Figure contents as structured data
-- BEGIN --
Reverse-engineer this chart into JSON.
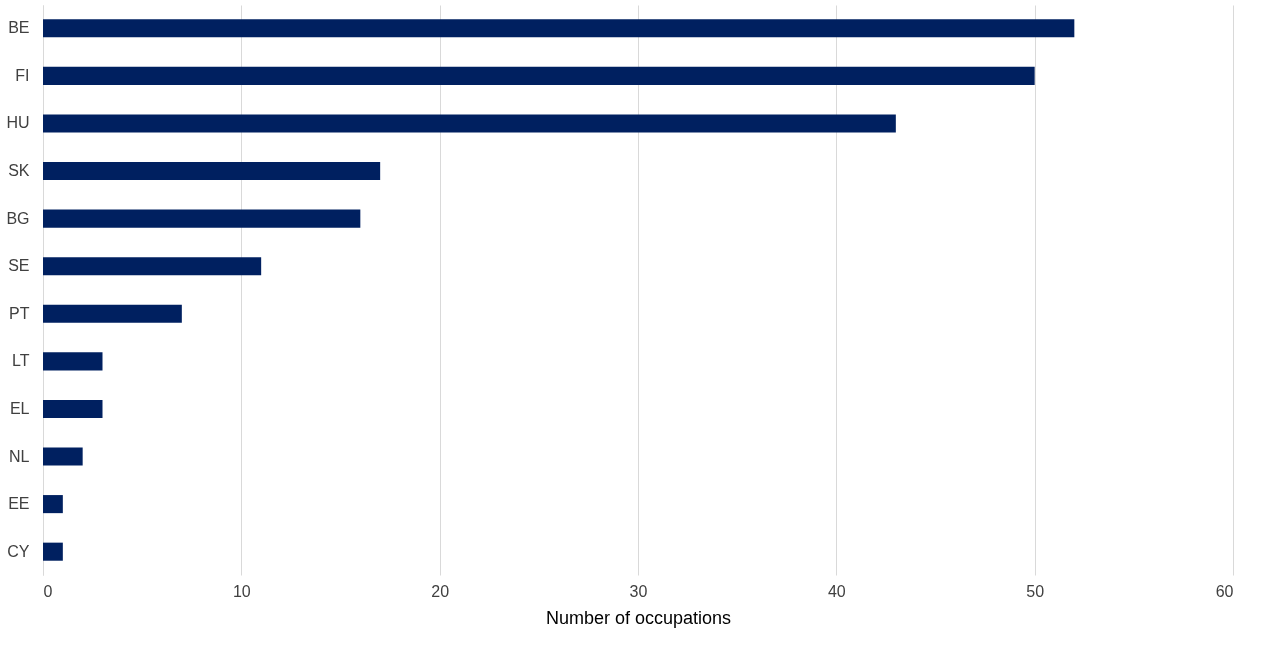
{
  "chart_data": {
    "type": "bar",
    "orientation": "horizontal",
    "xlabel": "Number of occupations",
    "categories": [
      "BE",
      "FI",
      "HU",
      "SK",
      "BG",
      "SE",
      "PT",
      "LT",
      "EL",
      "NL",
      "EE",
      "CY"
    ],
    "values": [
      52,
      50,
      43,
      17,
      16,
      11,
      7,
      3,
      3,
      2,
      1,
      1
    ],
    "color": "#002060",
    "xlim": [
      0,
      60
    ],
    "xticks": [
      0,
      10,
      20,
      30,
      40,
      50,
      60
    ],
    "grid": "x"
  }
}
-- END --
### [TASK STATEMENT]
Print each record exactly as it stands, leaving the images out.

### [FULL ANSWER]
Reverse-engineer this chart into JSON.
{
  "chart_data": {
    "type": "bar",
    "orientation": "horizontal",
    "xlabel": "Number of occupations",
    "categories": [
      "BE",
      "FI",
      "HU",
      "SK",
      "BG",
      "SE",
      "PT",
      "LT",
      "EL",
      "NL",
      "EE",
      "CY"
    ],
    "values": [
      52,
      50,
      43,
      17,
      16,
      11,
      7,
      3,
      3,
      2,
      1,
      1
    ],
    "color": "#002060",
    "xlim": [
      0,
      60
    ],
    "xticks": [
      0,
      10,
      20,
      30,
      40,
      50,
      60
    ],
    "grid": "x"
  }
}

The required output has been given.